(Data extracted from a collection)

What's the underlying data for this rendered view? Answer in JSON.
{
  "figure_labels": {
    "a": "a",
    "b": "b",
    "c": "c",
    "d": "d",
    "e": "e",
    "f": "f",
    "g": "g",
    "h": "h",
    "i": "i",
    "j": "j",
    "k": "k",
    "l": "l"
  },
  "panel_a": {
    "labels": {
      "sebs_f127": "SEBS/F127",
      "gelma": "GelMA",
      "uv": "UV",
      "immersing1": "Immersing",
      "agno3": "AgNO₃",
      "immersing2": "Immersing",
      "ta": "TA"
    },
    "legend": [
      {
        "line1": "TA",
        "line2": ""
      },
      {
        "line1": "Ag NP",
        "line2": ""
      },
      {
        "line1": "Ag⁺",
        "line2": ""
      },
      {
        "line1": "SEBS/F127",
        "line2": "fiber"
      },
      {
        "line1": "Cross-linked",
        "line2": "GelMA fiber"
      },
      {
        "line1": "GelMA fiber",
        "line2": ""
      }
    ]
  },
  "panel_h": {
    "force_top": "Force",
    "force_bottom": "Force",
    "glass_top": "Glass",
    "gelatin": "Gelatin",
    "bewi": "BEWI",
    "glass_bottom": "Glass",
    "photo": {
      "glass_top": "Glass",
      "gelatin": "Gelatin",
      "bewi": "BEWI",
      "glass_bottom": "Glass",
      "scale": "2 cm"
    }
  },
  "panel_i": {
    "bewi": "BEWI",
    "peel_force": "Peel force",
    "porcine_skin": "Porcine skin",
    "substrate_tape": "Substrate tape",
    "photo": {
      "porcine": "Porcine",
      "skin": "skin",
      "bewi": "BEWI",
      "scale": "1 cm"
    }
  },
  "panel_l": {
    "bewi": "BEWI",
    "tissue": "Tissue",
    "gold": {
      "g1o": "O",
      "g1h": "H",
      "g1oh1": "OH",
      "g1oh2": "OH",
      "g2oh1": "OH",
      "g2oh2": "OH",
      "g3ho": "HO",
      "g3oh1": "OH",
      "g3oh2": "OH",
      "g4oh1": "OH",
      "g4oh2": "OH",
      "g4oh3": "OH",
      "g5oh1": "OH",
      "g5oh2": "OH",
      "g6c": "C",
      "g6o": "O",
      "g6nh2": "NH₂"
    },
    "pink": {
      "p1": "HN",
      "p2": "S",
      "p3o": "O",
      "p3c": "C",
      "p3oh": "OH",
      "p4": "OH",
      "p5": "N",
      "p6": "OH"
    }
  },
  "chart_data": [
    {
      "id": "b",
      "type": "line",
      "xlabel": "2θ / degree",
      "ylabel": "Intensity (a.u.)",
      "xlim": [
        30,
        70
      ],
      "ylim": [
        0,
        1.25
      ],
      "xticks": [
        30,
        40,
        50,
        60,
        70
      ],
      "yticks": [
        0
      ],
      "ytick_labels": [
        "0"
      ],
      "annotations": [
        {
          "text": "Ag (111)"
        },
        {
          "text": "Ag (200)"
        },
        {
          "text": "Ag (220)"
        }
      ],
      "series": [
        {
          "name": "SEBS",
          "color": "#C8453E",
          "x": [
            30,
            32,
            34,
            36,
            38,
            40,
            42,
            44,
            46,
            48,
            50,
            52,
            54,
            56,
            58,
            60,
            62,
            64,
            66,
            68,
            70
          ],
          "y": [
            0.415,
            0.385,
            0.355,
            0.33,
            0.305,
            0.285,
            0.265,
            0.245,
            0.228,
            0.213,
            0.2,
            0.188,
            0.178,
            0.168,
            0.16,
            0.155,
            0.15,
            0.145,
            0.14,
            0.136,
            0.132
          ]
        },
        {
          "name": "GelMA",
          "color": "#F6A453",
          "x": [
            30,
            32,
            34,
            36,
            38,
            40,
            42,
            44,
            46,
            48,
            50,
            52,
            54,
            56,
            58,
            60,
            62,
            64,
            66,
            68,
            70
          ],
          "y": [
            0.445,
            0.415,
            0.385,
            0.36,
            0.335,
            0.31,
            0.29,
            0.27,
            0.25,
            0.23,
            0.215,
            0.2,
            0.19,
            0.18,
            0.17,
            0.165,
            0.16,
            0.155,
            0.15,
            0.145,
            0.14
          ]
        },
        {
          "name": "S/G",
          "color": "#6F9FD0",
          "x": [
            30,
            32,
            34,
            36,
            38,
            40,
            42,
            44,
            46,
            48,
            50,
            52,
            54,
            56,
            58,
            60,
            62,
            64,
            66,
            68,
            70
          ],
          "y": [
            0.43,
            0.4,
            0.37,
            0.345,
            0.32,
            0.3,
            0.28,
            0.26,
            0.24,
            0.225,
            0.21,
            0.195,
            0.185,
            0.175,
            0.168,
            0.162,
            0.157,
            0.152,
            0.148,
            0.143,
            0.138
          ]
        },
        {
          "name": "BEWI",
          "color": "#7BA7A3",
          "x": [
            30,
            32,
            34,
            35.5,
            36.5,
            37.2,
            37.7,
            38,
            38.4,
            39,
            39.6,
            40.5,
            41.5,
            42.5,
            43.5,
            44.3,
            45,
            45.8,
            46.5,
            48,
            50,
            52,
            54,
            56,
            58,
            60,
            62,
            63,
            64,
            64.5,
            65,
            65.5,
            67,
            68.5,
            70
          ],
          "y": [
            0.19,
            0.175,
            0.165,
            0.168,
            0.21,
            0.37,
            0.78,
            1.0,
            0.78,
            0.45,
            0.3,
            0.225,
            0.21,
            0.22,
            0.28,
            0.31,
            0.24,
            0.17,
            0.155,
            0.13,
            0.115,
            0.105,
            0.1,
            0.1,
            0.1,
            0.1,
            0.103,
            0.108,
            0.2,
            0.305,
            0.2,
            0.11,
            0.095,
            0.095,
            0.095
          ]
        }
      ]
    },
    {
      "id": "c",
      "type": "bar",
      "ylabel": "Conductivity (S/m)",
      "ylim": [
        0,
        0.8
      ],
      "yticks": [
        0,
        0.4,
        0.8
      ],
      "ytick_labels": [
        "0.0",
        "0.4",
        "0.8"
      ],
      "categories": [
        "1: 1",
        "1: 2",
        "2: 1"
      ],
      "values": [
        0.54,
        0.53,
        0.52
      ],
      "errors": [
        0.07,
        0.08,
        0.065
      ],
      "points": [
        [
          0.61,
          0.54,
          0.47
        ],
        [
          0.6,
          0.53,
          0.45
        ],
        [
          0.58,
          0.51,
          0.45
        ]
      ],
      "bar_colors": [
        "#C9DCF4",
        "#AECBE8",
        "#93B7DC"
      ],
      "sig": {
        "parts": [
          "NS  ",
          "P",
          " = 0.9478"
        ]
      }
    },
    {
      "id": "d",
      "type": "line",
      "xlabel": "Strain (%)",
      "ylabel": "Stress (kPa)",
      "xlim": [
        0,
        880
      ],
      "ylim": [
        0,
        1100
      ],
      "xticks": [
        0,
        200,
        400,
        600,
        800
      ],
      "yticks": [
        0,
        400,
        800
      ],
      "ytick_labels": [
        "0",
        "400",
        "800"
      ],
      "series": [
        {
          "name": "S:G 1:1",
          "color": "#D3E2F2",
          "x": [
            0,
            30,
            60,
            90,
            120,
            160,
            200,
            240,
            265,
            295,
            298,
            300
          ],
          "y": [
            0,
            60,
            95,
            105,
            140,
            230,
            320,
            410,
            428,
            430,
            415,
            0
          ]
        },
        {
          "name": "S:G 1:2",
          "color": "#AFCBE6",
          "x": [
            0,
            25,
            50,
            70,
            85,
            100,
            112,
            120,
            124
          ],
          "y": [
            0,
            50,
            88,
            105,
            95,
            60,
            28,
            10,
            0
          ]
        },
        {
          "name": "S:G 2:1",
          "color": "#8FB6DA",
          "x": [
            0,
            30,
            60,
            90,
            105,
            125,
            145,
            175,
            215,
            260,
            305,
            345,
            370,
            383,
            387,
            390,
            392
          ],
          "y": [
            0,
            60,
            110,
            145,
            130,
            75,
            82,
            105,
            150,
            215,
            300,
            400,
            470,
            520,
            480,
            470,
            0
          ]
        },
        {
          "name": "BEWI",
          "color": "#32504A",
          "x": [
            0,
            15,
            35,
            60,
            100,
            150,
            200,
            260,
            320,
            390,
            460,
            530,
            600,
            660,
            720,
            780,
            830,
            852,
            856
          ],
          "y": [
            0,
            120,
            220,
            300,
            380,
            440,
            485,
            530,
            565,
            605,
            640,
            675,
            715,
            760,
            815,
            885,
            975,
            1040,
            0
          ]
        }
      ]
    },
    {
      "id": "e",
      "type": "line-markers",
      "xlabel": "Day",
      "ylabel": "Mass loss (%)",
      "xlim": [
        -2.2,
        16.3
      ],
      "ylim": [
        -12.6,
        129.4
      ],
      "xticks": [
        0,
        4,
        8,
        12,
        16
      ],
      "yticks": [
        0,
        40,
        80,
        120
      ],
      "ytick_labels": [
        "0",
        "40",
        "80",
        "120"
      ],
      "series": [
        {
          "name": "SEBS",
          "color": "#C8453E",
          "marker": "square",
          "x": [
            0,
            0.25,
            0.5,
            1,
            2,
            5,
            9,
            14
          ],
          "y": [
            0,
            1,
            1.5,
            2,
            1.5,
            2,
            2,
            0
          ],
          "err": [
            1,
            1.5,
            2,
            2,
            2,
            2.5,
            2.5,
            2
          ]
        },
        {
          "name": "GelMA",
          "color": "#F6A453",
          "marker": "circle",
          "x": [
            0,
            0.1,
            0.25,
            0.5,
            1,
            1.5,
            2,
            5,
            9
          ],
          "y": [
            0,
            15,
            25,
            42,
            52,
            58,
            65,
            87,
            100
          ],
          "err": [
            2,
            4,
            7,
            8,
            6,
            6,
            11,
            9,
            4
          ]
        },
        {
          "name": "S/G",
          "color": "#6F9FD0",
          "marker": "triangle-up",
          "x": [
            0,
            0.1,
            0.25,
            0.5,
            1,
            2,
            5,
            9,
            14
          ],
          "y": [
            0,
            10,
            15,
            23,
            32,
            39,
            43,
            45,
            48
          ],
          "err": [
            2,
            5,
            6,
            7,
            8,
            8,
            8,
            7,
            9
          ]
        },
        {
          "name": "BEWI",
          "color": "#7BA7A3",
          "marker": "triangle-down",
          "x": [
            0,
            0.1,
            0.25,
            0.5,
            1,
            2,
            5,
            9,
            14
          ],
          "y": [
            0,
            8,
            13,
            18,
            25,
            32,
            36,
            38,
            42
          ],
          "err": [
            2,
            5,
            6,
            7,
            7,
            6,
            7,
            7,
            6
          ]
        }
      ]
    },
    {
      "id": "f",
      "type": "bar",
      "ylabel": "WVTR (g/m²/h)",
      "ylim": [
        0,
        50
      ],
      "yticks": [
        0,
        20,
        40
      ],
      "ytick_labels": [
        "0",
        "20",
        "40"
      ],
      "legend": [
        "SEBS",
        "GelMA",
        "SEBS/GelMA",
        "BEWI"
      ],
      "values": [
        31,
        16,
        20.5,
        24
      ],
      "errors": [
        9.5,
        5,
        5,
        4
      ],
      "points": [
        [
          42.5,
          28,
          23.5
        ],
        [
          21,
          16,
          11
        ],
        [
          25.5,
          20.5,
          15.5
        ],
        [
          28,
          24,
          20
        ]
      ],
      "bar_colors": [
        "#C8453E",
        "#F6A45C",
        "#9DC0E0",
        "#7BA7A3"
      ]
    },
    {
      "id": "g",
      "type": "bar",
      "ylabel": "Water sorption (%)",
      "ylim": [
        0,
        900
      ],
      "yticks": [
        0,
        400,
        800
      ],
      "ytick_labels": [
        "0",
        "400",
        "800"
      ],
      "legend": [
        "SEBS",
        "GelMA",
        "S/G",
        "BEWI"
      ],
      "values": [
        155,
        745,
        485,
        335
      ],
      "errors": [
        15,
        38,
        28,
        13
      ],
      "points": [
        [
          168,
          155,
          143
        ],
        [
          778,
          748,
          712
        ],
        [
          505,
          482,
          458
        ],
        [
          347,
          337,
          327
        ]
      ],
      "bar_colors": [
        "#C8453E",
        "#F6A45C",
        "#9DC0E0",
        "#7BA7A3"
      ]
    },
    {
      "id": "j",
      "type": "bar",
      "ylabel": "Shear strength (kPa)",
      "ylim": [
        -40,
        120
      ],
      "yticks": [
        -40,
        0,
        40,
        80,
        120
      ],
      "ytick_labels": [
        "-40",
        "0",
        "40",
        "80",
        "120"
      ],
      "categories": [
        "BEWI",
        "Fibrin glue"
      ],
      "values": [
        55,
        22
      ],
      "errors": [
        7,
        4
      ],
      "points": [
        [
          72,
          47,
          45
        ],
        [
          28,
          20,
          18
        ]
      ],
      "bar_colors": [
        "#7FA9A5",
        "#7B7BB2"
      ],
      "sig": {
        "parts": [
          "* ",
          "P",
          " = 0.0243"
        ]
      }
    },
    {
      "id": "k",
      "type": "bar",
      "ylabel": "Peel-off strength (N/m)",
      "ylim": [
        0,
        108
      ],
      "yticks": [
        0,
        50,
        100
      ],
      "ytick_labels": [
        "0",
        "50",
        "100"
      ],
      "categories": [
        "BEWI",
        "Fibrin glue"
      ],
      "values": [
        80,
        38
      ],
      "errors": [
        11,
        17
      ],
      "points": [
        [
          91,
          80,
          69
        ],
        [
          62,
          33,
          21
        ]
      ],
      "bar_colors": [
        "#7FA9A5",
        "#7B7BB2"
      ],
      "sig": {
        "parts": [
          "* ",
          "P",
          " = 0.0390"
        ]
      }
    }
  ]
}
---
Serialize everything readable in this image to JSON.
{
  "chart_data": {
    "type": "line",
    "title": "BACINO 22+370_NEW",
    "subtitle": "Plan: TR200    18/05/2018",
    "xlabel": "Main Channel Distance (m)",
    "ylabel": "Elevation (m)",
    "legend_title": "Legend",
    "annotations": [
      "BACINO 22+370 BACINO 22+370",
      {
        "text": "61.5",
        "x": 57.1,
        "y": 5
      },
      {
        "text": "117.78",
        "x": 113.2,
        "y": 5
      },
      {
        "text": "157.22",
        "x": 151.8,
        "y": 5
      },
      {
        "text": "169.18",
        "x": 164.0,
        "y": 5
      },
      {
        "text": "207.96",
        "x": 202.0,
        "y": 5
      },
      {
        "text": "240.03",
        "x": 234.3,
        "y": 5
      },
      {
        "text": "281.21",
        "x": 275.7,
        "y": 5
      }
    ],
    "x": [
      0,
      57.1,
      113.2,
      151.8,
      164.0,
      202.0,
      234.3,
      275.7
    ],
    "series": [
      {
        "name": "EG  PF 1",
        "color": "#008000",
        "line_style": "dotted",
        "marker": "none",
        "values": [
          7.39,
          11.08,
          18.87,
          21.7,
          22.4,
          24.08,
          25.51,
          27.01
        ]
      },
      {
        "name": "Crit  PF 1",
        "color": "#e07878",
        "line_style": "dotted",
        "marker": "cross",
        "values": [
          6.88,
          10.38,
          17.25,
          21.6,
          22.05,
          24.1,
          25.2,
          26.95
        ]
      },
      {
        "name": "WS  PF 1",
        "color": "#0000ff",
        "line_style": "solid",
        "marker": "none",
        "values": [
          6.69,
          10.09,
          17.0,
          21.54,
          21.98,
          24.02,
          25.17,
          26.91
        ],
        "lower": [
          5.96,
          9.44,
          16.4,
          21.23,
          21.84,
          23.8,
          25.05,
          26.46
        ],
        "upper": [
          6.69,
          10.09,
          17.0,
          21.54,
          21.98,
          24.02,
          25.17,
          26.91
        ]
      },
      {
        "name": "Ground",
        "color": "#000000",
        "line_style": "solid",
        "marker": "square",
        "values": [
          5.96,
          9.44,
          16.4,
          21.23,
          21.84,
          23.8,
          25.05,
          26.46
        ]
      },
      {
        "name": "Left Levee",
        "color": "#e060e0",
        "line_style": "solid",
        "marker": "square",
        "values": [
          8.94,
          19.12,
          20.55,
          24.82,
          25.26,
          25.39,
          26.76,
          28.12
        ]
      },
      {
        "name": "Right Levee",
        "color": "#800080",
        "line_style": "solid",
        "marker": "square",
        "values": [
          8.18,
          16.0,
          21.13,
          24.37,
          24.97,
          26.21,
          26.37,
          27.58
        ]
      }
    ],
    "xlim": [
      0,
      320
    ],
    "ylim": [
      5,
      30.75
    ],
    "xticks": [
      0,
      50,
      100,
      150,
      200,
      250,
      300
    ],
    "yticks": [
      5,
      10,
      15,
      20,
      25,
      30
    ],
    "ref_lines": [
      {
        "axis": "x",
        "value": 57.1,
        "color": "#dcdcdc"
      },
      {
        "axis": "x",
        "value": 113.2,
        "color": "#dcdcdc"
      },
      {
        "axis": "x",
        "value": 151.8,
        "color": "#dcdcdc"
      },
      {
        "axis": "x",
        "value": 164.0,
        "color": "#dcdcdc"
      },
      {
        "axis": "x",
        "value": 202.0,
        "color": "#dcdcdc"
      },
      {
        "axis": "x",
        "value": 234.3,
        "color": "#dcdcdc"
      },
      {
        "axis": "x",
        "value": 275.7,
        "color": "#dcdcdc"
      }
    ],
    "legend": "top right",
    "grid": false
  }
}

• **WORK TO COMPLETE**
Take every line from the data above that holds "fiber" and copy it out.

• **WORKED SOLUTION**
        "line2": "fiber"
        "line2": "GelMA fiber"
        "line1": "GelMA fiber",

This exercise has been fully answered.